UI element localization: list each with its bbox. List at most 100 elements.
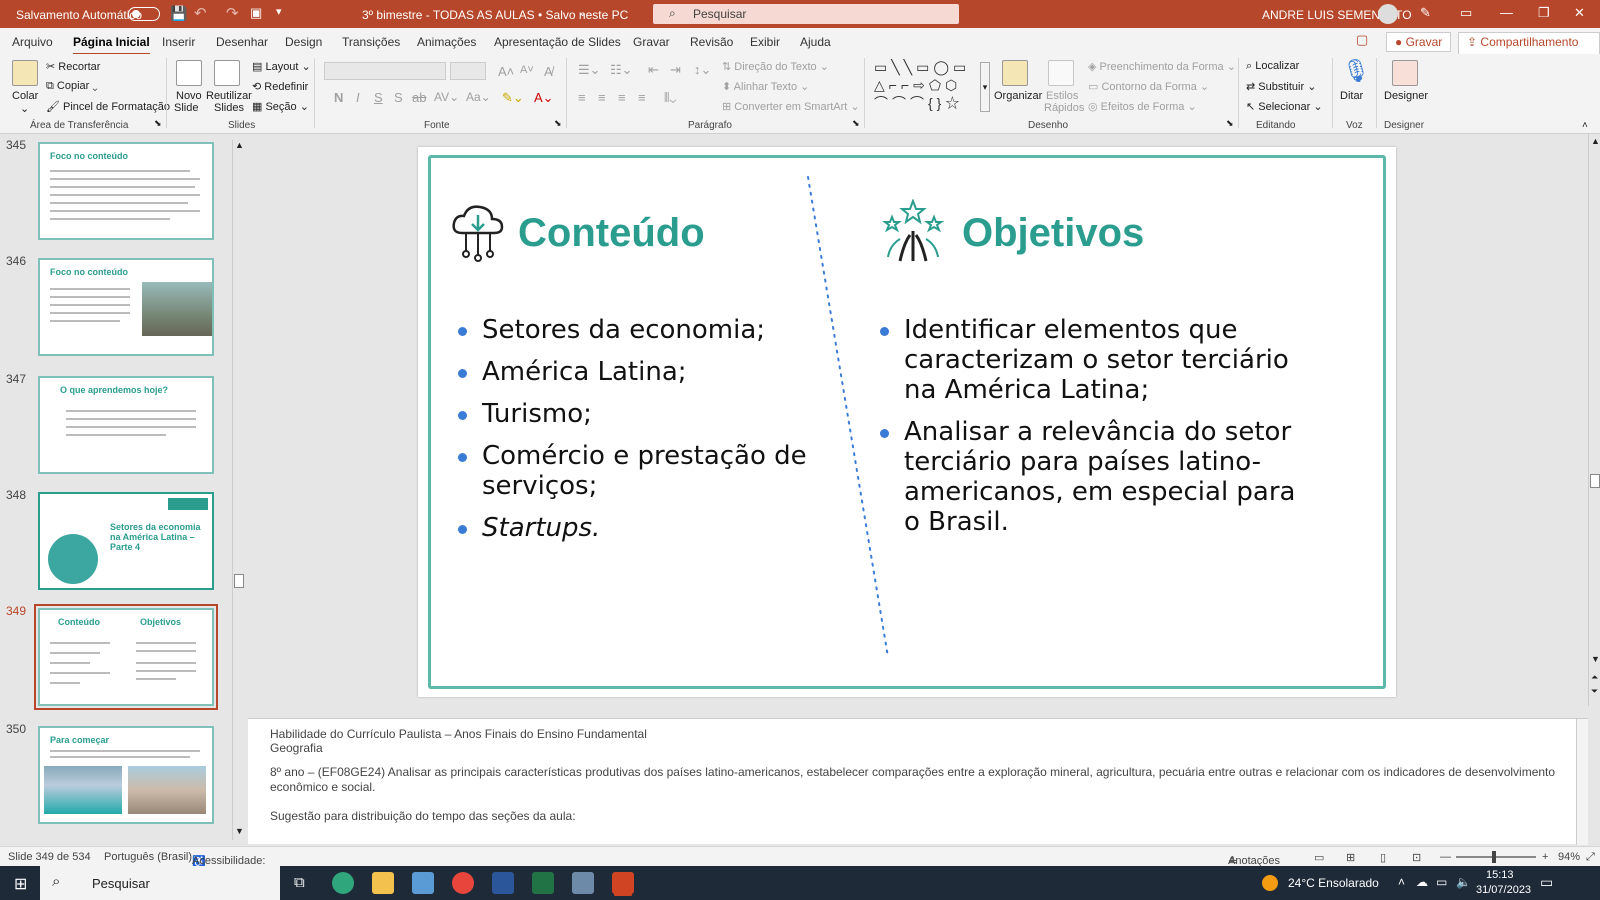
font-size-select[interactable] <box>450 62 486 80</box>
scroll-thumb[interactable] <box>1590 474 1600 488</box>
slide-thumbnail[interactable]: Foco no conteúdo <box>38 258 214 356</box>
ribbon-display-icon[interactable]: ▭ <box>1460 5 1472 21</box>
clock-date[interactable]: 31/07/2023 <box>1476 884 1531 896</box>
powerpoint-icon[interactable] <box>612 872 634 894</box>
menu-apresentacao[interactable]: Apresentação de Slides <box>494 35 621 49</box>
reset-button[interactable]: ⟲ Redefinir <box>252 80 308 93</box>
italic-icon[interactable]: I <box>356 90 360 105</box>
slide-canvas[interactable]: Conteúdo Objetivos Setores da economia; … <box>418 147 1396 697</box>
shapes-more-icon[interactable]: ▾ <box>980 62 990 112</box>
menu-animacoes[interactable]: Animações <box>417 35 476 49</box>
tray-chevron-icon[interactable]: ˄ <box>1398 875 1405 889</box>
new-slide-label-2[interactable]: Slide <box>174 102 198 114</box>
layout-button[interactable]: ▤ Layout ⌄ <box>252 60 311 73</box>
quick-styles-label-2[interactable]: Rápidos <box>1044 102 1084 114</box>
edge-icon[interactable] <box>332 872 354 894</box>
numbering-icon[interactable]: ☷⌄ <box>610 62 633 78</box>
onedrive-icon[interactable]: ☁ <box>1416 875 1428 889</box>
new-slide-icon[interactable] <box>176 60 202 86</box>
fit-to-window-icon[interactable]: ⤢ <box>1586 851 1595 864</box>
task-view-icon[interactable]: ⧉ <box>294 874 305 891</box>
new-slide-label[interactable]: Novo <box>176 90 202 102</box>
scroll-up-icon[interactable]: ▲ <box>1591 136 1600 146</box>
settings-icon[interactable] <box>572 872 594 894</box>
columns-icon[interactable]: ⫴⌄ <box>664 90 676 106</box>
font-name-select[interactable] <box>324 62 446 80</box>
reuse-slides-label[interactable]: Reutilizar <box>206 90 252 102</box>
volume-icon[interactable]: 🔈 <box>1456 875 1471 889</box>
paste-button[interactable]: Colar <box>12 90 38 102</box>
arrange-icon[interactable] <box>1002 60 1028 86</box>
slide-scrollbar[interactable]: ▲ ▼ ⏶ ⏷ <box>1588 134 1600 706</box>
quick-styles-icon[interactable] <box>1048 60 1074 86</box>
align-left-icon[interactable]: ≡ <box>578 90 586 105</box>
slide-thumbnail[interactable]: Para começar <box>38 726 214 824</box>
word-icon[interactable] <box>492 872 514 894</box>
redo-icon[interactable]: ↷ <box>226 4 239 22</box>
avatar[interactable] <box>1378 4 1398 24</box>
clock-time[interactable]: 15:13 <box>1486 869 1514 881</box>
strikethrough-icon[interactable]: ab <box>412 90 426 105</box>
slide-thumbnail[interactable]: Setores da economia na América Latina – … <box>38 492 214 590</box>
close-icon[interactable]: ✕ <box>1574 5 1585 21</box>
select-button[interactable]: ↖ Selecionar ⌄ <box>1246 100 1323 113</box>
slide-sorter-icon[interactable]: ⊞ <box>1346 851 1355 864</box>
microphone-icon[interactable]: 🎙 <box>1342 58 1370 84</box>
collapse-ribbon-icon[interactable]: ˄ <box>1582 120 1588 131</box>
chrome-icon[interactable] <box>452 872 474 894</box>
justify-icon[interactable]: ≡ <box>638 90 646 105</box>
weather-status[interactable]: 24°C Ensolarado <box>1288 876 1379 890</box>
menu-gravar[interactable]: Gravar <box>633 35 670 49</box>
replace-button[interactable]: ⇄ Substituir ⌄ <box>1246 80 1316 93</box>
reuse-slides-icon[interactable] <box>214 60 240 86</box>
zoom-in-icon[interactable]: + <box>1542 851 1548 863</box>
shape-effects-button[interactable]: ◎ Efeitos de Forma ⌄ <box>1088 100 1197 113</box>
present-icon[interactable]: ▣ <box>250 5 262 21</box>
menu-inserir[interactable]: Inserir <box>162 35 195 49</box>
next-slide-icon[interactable]: ⏷ <box>1591 686 1598 697</box>
quick-styles-label[interactable]: Estilos <box>1046 90 1078 102</box>
shadow-icon[interactable]: S <box>394 90 403 105</box>
windows-start-icon[interactable]: ⊞ <box>14 874 27 894</box>
menu-ajuda[interactable]: Ajuda <box>800 35 831 49</box>
dictate-button[interactable]: Ditar <box>1340 90 1363 102</box>
network-icon[interactable]: ▭ <box>1436 875 1447 889</box>
scroll-down-icon[interactable]: ▼ <box>235 826 244 836</box>
zoom-level[interactable]: 94% <box>1558 851 1580 863</box>
slide-thumbnail-selected[interactable]: Conteúdo Objetivos <box>34 604 218 710</box>
bold-icon[interactable]: N <box>334 90 343 105</box>
customize-toolbar-icon[interactable]: ▾ <box>276 5 282 18</box>
change-case-icon[interactable]: Aa⌄ <box>466 90 491 104</box>
drawing-launcher-icon[interactable]: ⬊ <box>1226 118 1234 129</box>
store-icon[interactable] <box>412 872 434 894</box>
decrease-indent-icon[interactable]: ⇤ <box>648 62 659 78</box>
menu-design[interactable]: Design <box>285 35 322 49</box>
shape-fill-button[interactable]: ◈ Preenchimento da Forma ⌄ <box>1088 60 1236 73</box>
highlight-icon[interactable]: ✎⌄ <box>502 90 524 106</box>
align-center-icon[interactable]: ≡ <box>598 90 606 105</box>
section-button[interactable]: ▦ Seção ⌄ <box>252 100 309 113</box>
menu-desenhar[interactable]: Desenhar <box>216 35 268 49</box>
menu-exibir[interactable]: Exibir <box>750 35 780 49</box>
bullets-icon[interactable]: ☰⌄ <box>578 62 601 78</box>
language-status[interactable]: Português (Brasil) <box>104 851 192 863</box>
copy-button[interactable]: ⧉ Copiar ⌄ <box>46 80 98 93</box>
font-color-icon[interactable]: A⌄ <box>534 90 554 106</box>
slideshow-icon[interactable]: ⊡ <box>1412 851 1421 864</box>
save-icon[interactable]: 💾 <box>170 5 187 22</box>
align-right-icon[interactable]: ≡ <box>618 90 626 105</box>
menu-transicoes[interactable]: Transições <box>342 35 400 49</box>
record-button[interactable]: ● Gravar <box>1386 32 1452 52</box>
underline-icon[interactable]: S <box>374 90 383 105</box>
scroll-up-icon[interactable]: ▲ <box>235 140 244 150</box>
shape-outline-button[interactable]: ▭ Contorno da Forma ⌄ <box>1088 80 1209 93</box>
zoom-slider-thumb[interactable] <box>1492 851 1496 863</box>
format-painter-button[interactable]: 🖌 Pincel de Formatação <box>46 100 170 113</box>
speaker-notes-pane[interactable]: Habilidade do Currículo Paulista – Anos … <box>248 718 1588 845</box>
clear-format-icon[interactable]: A̸ <box>544 64 553 79</box>
shrink-font-icon[interactable]: A˅ <box>520 64 534 76</box>
search-box[interactable]: ⌕ Pesquisar <box>653 4 959 24</box>
text-direction-button[interactable]: ⇅ Direção do Texto ⌄ <box>722 60 829 73</box>
minimize-icon[interactable]: — <box>1500 5 1513 20</box>
paste-icon[interactable] <box>12 60 38 86</box>
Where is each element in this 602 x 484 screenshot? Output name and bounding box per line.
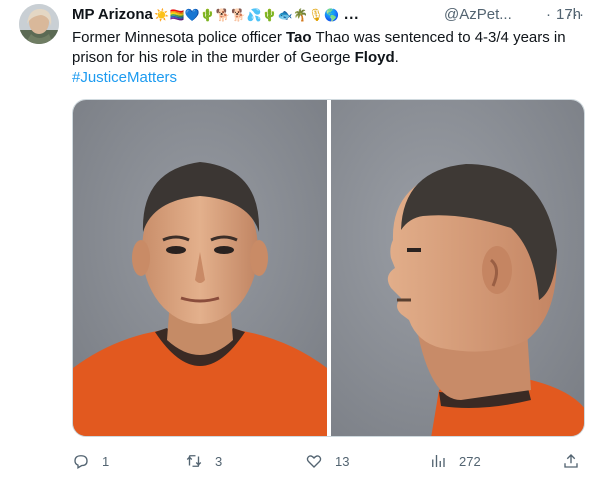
- tweet-actions: 1 3 13 272: [72, 450, 587, 472]
- separator-dot: ·: [546, 6, 551, 23]
- share-icon: [564, 454, 578, 468]
- mugshot-front-image[interactable]: [73, 100, 327, 437]
- tweet-text: Former Minnesota police officer Tao Thao…: [72, 28, 587, 88]
- reply-icon: [74, 455, 88, 469]
- author-avatar[interactable]: [19, 4, 59, 44]
- reply-button[interactable]: 1: [72, 450, 109, 472]
- name-ellipsis: ...: [343, 8, 360, 22]
- views-count: 272: [459, 453, 481, 469]
- heart-icon: [306, 455, 322, 468]
- share-button[interactable]: [562, 450, 580, 472]
- retweet-icon: [186, 455, 202, 467]
- mugshot-profile-image[interactable]: [331, 100, 585, 437]
- tweet-text-part: .: [394, 49, 399, 66]
- retweet-button[interactable]: 3: [185, 450, 222, 472]
- hashtag-link[interactable]: #JusticeMatters: [72, 69, 177, 86]
- tweet-text-bold: Floyd: [354, 49, 395, 66]
- views-button[interactable]: 272: [429, 450, 481, 472]
- author-name[interactable]: MP Arizona: [72, 5, 153, 25]
- emoji-list: ☀️🏳️‍🌈💙🌵🐕🐕💦🌵🐟🌴🎙🌎: [154, 8, 340, 22]
- tweet-text-bold: Tao: [285, 29, 312, 46]
- author-handle[interactable]: @AzPet...: [444, 5, 512, 25]
- retweet-count: 3: [215, 453, 223, 469]
- tweet-text-part: Former Minnesota police officer: [72, 29, 286, 46]
- reply-count: 1: [102, 453, 110, 469]
- author-emojis: ☀️🏳️‍🌈💙🌵🐕🐕💦🌵🐟🌴🎙🌎 ...: [154, 5, 359, 25]
- tweet-card[interactable]: MP Arizona ☀️🏳️‍🌈💙🌵🐕🐕💦🌵🐟🌴🎙🌎 ... @AzPet..…: [0, 0, 602, 484]
- like-count: 13: [335, 453, 350, 469]
- tweet-media[interactable]: [72, 99, 585, 437]
- tweet-header: MP Arizona ☀️🏳️‍🌈💙🌵🐕🐕💦🌵🐟🌴🎙🌎 ... @AzPet..…: [72, 5, 592, 25]
- more-options-icon[interactable]: ···: [566, 5, 586, 25]
- views-chart-icon: [432, 455, 445, 467]
- like-button[interactable]: 13: [305, 450, 349, 472]
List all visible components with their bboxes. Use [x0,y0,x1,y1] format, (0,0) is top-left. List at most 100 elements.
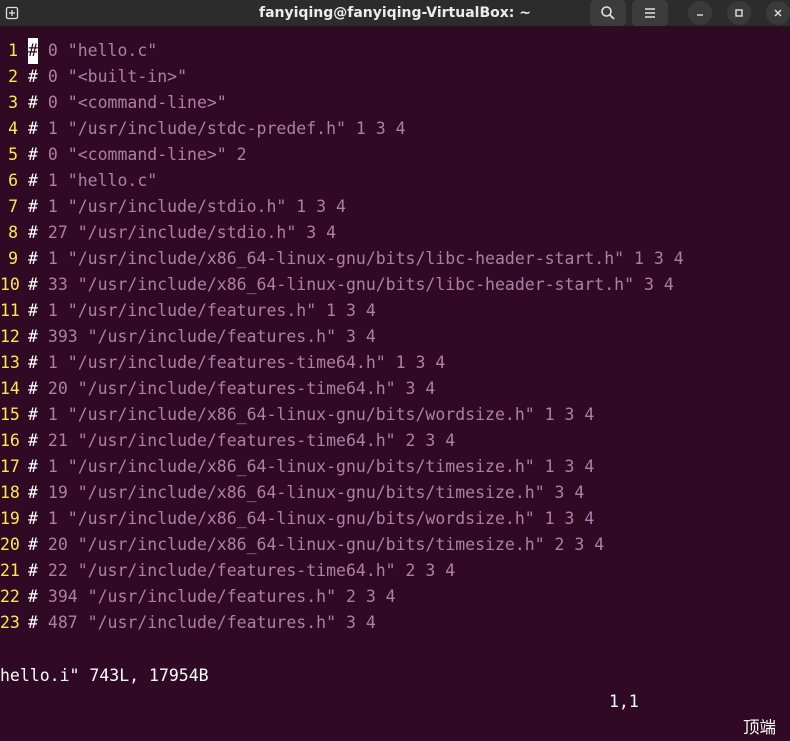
line-number: 19 [0,509,20,528]
close-button[interactable] [766,1,790,25]
editor-line: 1 # 0 "hello.c" [0,38,790,64]
minimize-button[interactable] [688,1,712,25]
line-text: 20 "/usr/include/x86_64-linux-gnu/bits/t… [38,535,605,554]
editor-line: 8 # 27 "/usr/include/stdio.h" 3 4 [0,220,790,246]
menu-button[interactable] [632,0,668,26]
line-text: 33 "/usr/include/x86_64-linux-gnu/bits/l… [38,275,674,294]
line-hash: # [28,249,38,268]
line-number: 10 [0,275,20,294]
new-tab-button[interactable] [0,0,24,26]
search-button[interactable] [590,0,626,26]
line-text: 0 "<command-line>" 2 [38,145,247,164]
line-text: 0 "<built-in>" [38,67,188,86]
editor-line: 16 # 21 "/usr/include/features-time64.h" … [0,428,790,454]
editor-line: 7 # 1 "/usr/include/stdio.h" 1 3 4 [0,194,790,220]
editor-line: 13 # 1 "/usr/include/features-time64.h" 1… [0,350,790,376]
editor-line: 14 # 20 "/usr/include/features-time64.h" … [0,376,790,402]
line-text: 1 "/usr/include/stdc-predef.h" 1 3 4 [38,119,406,138]
scroll-position: 顶端 [743,718,776,737]
file-info: hello.i" 743L, 17954B [0,666,209,685]
line-number: 18 [0,483,20,502]
line-hash: # [28,119,38,138]
line-text: 27 "/usr/include/stdio.h" 3 4 [38,223,337,242]
editor-line: 10 # 33 "/usr/include/x86_64-linux-gnu/bi… [0,272,790,298]
line-number: 15 [0,405,20,424]
line-hash: # [28,613,38,632]
editor-line: 9 # 1 "/usr/include/x86_64-linux-gnu/bits… [0,246,790,272]
editor-line: 18 # 19 "/usr/include/x86_64-linux-gnu/bi… [0,480,790,506]
editor-line: 4 # 1 "/usr/include/stdc-predef.h" 1 3 4 [0,116,790,142]
text-cursor: # [28,38,38,64]
close-icon [774,9,782,17]
search-icon [601,6,615,20]
editor-line: 22 # 394 "/usr/include/features.h" 2 3 4 [0,584,790,610]
line-text: 487 "/usr/include/features.h" 3 4 [38,613,376,632]
line-text: 1 "/usr/include/x86_64-linux-gnu/bits/ti… [38,457,595,476]
line-hash: # [28,483,38,502]
line-number: 7 [8,197,18,216]
line-hash: # [28,93,38,112]
line-hash: # [28,509,38,528]
editor-line: 12 # 393 "/usr/include/features.h" 3 4 [0,324,790,350]
line-number: 22 [0,587,20,606]
line-hash: # [28,171,38,190]
line-number: 20 [0,535,20,554]
maximize-icon [735,9,743,17]
line-number: 1 [8,41,18,60]
editor-line: 6 # 1 "hello.c" [0,168,790,194]
line-hash: # [28,301,38,320]
line-hash: # [28,535,38,554]
line-number: 14 [0,379,20,398]
line-hash: # [28,561,38,580]
line-text: 394 "/usr/include/features.h" 2 3 4 [38,587,396,606]
editor-line: 15 # 1 "/usr/include/x86_64-linux-gnu/bit… [0,402,790,428]
line-text: 0 "hello.c" [38,41,158,60]
title-bar: fanyiqing@fanyiqing-VirtualBox: ~ [0,0,790,27]
line-hash: # [28,379,38,398]
line-hash: # [28,275,38,294]
editor-line: 3 # 0 "<command-line>" [0,90,790,116]
vim-editor[interactable]: 1 # 0 "hello.c" 2 # 0 "<built-in>" 3 # 0 "<… [0,38,790,636]
line-number: 13 [0,353,20,372]
line-number: 23 [0,613,20,632]
editor-line: 17 # 1 "/usr/include/x86_64-linux-gnu/bit… [0,454,790,480]
line-text: 1 "/usr/include/features.h" 1 3 4 [38,301,376,320]
line-number: 6 [8,171,18,190]
vim-status-line: hello.i" 743L, 17954B 1,1 顶端 [0,637,790,737]
line-text: 0 "<command-line>" [38,93,227,112]
line-number: 5 [8,145,18,164]
line-hash: # [28,197,38,216]
line-text: 1 "/usr/include/x86_64-linux-gnu/bits/wo… [38,509,595,528]
line-number: 12 [0,327,20,346]
minimize-icon [697,14,703,16]
line-number: 11 [0,301,20,320]
line-text: 1 "/usr/include/x86_64-linux-gnu/bits/li… [38,249,684,268]
line-hash: # [28,431,38,450]
line-text: 19 "/usr/include/x86_64-linux-gnu/bits/t… [38,483,585,502]
line-number: 2 [8,67,18,86]
line-hash: # [28,405,38,424]
line-number: 16 [0,431,20,450]
line-text: 22 "/usr/include/features-time64.h" 2 3 … [38,561,456,580]
line-text: 1 "/usr/include/x86_64-linux-gnu/bits/wo… [38,405,595,424]
new-tab-icon [5,6,19,20]
cursor-position: 1,1 [609,692,639,711]
editor-line: 11 # 1 "/usr/include/features.h" 1 3 4 [0,298,790,324]
editor-line: 2 # 0 "<built-in>" [0,64,790,90]
editor-line: 23 # 487 "/usr/include/features.h" 3 4 [0,610,790,636]
hamburger-menu-icon [645,8,655,18]
line-number: 9 [8,249,18,268]
line-hash: # [28,67,38,86]
line-number: 3 [8,93,18,112]
line-hash: # [28,457,38,476]
line-text: 1 "hello.c" [38,171,158,190]
line-number: 8 [8,223,18,242]
maximize-button[interactable] [727,1,751,25]
editor-line: 20 # 20 "/usr/include/x86_64-linux-gnu/bi… [0,532,790,558]
editor-line: 21 # 22 "/usr/include/features-time64.h" … [0,558,790,584]
line-text: 21 "/usr/include/features-time64.h" 2 3 … [38,431,456,450]
line-text: 20 "/usr/include/features-time64.h" 3 4 [38,379,436,398]
line-number: 4 [8,119,18,138]
line-hash: # [28,327,38,346]
line-hash: # [28,587,38,606]
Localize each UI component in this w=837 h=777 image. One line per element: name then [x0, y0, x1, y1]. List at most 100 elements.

....................

— Goal —
Copy out the records from the line containing "line-number: 19 [0,509,20,528]" through the line containing "new-tab-button[interactable] [0,0,24,26]", swapping "line-text" for "line-content" and leaving everything else unchanged.

— Correct output —
line-number: 19 [0,509,20,528]
close-button[interactable] [766,1,790,25]
editor-line: 1 # 0 "hello.c" [0,38,790,64]
minimize-button[interactable] [688,1,712,25]
line-content: 20 "/usr/include/x86_64-linux-gnu/bits/t… [38,535,605,554]
editor-line: 8 # 27 "/usr/include/stdio.h" 3 4 [0,220,790,246]
menu-button[interactable] [632,0,668,26]
line-content: 33 "/usr/include/x86_64-linux-gnu/bits/l… [38,275,674,294]
line-hash: # [28,249,38,268]
line-number: 10 [0,275,20,294]
new-tab-button[interactable] [0,0,24,26]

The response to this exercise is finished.